PROBLEM STATEMENT> A single number is the answer here: how many lines of the entries contain "storks"?

Stored records>
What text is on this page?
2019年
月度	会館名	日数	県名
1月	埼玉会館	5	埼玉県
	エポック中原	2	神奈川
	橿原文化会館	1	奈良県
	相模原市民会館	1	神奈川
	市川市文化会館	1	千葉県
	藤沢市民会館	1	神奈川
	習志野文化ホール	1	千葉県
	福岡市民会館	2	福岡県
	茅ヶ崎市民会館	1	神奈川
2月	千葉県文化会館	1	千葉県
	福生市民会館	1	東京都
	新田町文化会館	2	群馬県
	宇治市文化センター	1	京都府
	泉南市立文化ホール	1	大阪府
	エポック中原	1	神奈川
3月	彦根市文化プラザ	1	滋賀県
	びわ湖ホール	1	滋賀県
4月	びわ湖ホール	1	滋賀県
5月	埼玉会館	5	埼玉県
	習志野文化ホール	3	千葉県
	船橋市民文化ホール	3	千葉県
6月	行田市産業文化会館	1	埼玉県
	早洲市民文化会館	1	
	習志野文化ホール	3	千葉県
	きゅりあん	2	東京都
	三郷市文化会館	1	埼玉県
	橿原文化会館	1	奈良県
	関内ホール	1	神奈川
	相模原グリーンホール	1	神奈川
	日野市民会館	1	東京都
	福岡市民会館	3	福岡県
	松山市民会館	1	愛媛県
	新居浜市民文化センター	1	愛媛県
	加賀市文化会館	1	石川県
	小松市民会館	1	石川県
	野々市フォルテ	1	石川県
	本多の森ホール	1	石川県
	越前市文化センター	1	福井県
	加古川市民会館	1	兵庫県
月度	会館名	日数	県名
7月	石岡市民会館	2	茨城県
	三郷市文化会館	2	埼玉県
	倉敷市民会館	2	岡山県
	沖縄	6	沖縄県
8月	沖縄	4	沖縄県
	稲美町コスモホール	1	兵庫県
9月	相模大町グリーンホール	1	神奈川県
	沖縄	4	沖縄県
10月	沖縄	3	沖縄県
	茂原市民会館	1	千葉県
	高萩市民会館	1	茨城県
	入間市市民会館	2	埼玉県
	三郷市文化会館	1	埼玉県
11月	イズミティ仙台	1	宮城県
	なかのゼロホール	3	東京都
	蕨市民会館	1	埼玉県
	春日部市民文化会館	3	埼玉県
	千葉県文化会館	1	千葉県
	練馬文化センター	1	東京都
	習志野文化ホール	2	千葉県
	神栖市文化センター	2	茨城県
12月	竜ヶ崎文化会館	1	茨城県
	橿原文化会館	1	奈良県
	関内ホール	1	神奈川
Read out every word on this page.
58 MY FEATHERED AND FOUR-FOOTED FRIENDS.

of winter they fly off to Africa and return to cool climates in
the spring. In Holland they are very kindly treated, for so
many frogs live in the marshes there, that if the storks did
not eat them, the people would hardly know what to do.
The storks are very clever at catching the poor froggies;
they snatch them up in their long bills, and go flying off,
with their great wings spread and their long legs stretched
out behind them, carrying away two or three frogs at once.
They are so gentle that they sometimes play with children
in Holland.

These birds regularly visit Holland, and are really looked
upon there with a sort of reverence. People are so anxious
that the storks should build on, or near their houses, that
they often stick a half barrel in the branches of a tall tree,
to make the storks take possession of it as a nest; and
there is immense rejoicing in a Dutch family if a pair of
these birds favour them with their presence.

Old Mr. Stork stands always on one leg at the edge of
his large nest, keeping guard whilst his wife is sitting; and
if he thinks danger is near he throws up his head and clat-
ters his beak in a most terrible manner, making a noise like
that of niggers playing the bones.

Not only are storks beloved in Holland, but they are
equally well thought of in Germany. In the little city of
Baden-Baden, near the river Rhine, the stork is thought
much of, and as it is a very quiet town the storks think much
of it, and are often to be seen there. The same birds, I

THE REPLY> 6